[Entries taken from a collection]
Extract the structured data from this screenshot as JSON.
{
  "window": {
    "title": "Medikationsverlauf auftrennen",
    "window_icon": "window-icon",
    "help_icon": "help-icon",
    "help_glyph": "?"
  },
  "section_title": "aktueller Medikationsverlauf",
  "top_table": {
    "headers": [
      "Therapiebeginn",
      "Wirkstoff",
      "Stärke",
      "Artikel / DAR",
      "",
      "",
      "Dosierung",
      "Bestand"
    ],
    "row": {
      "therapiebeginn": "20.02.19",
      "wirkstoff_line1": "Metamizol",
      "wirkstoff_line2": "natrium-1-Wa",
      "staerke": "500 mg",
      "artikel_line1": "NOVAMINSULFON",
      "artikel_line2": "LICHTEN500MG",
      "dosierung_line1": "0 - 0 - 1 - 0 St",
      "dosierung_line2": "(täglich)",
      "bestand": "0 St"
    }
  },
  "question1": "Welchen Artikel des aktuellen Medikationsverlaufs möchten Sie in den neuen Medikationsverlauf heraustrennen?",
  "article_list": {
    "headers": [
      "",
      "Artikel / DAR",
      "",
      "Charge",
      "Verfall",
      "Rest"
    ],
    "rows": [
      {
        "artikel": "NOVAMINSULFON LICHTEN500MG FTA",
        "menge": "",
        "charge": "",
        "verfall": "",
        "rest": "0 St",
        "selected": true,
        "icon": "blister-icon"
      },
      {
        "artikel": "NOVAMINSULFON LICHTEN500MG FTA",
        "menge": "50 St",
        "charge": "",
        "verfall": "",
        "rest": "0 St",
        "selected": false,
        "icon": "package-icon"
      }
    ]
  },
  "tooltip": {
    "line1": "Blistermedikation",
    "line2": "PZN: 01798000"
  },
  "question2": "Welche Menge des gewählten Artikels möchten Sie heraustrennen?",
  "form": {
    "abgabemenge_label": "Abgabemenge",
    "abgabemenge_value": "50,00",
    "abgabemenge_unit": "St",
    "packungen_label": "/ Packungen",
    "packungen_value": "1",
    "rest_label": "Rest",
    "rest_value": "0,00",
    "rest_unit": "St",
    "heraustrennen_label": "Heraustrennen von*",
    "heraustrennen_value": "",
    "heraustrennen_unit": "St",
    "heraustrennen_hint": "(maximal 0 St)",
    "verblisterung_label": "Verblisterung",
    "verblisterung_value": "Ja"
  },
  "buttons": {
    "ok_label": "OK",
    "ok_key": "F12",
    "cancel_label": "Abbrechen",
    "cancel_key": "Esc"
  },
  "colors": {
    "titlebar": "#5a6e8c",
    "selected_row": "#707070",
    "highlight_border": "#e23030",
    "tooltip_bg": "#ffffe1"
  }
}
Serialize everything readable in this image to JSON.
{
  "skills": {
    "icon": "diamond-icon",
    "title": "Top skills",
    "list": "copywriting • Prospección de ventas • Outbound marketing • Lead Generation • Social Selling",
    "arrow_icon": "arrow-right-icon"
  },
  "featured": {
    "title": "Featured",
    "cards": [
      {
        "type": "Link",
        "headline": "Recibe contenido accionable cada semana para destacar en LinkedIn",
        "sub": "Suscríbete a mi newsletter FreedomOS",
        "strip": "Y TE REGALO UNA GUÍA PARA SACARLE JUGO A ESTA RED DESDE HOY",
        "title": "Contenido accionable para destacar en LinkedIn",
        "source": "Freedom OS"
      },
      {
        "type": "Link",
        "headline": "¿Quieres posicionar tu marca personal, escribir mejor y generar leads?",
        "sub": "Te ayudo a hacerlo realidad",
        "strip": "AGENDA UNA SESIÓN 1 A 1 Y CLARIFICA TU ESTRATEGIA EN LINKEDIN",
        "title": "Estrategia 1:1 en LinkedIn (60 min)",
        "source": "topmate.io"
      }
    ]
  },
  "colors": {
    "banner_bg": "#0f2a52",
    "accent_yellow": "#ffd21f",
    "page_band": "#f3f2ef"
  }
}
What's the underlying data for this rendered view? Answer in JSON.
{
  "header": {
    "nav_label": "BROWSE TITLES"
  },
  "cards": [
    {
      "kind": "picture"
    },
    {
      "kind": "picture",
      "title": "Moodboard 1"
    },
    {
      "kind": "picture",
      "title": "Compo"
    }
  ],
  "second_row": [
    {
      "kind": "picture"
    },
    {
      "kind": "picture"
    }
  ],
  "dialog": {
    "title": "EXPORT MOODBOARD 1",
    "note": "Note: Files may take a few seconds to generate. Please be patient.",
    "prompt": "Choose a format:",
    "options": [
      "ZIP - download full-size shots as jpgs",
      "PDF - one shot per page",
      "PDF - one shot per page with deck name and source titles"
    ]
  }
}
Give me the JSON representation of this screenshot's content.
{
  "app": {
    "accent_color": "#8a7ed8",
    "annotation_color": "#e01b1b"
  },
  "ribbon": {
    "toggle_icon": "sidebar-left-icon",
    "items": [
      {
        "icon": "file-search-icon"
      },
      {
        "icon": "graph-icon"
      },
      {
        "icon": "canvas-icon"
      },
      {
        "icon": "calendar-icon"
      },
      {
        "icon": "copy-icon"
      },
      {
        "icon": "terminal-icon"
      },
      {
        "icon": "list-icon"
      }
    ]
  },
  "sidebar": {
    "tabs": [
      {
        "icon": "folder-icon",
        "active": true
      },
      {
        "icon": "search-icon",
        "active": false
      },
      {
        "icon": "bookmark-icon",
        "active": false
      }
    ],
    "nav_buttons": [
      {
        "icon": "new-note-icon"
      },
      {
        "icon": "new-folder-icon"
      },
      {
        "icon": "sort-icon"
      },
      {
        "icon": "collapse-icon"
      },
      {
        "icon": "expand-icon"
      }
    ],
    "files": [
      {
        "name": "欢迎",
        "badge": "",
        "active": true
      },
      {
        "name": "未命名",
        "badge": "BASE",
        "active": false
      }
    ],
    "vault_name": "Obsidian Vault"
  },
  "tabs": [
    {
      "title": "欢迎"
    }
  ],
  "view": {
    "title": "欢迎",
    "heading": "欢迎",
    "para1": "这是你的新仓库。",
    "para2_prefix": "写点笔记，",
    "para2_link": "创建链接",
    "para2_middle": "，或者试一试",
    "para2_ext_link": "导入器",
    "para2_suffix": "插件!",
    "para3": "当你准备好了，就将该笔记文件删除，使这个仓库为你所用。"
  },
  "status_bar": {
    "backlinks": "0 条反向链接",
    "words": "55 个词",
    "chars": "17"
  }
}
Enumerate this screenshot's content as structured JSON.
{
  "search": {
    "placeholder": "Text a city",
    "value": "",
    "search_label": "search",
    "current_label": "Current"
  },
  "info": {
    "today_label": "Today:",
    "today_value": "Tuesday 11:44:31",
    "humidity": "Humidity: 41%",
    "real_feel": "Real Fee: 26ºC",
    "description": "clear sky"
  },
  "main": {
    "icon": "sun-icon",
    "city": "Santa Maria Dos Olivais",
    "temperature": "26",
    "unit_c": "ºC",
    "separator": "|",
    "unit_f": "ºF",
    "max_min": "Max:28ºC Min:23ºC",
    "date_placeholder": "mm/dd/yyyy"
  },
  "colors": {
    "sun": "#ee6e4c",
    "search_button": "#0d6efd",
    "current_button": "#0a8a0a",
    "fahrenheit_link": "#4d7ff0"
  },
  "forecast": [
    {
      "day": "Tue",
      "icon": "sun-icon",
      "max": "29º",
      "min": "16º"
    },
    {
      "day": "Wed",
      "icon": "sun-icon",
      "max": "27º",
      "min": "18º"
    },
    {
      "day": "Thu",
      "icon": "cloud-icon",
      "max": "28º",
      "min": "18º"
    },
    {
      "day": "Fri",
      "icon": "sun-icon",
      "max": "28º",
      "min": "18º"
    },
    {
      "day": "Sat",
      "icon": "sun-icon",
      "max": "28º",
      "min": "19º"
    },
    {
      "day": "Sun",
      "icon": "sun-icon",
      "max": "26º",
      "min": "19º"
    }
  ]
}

Aim –
Copy each line of the records containing the string "this".

Task solution –
Extract the structured data from this screenshot as JSON.
Serialize everything readable in this image to JSON.
What's the underlying data for this rendered view? Answer in JSON.
Give me the JSON representation of this screenshot's content.
Enumerate this screenshot's content as structured JSON.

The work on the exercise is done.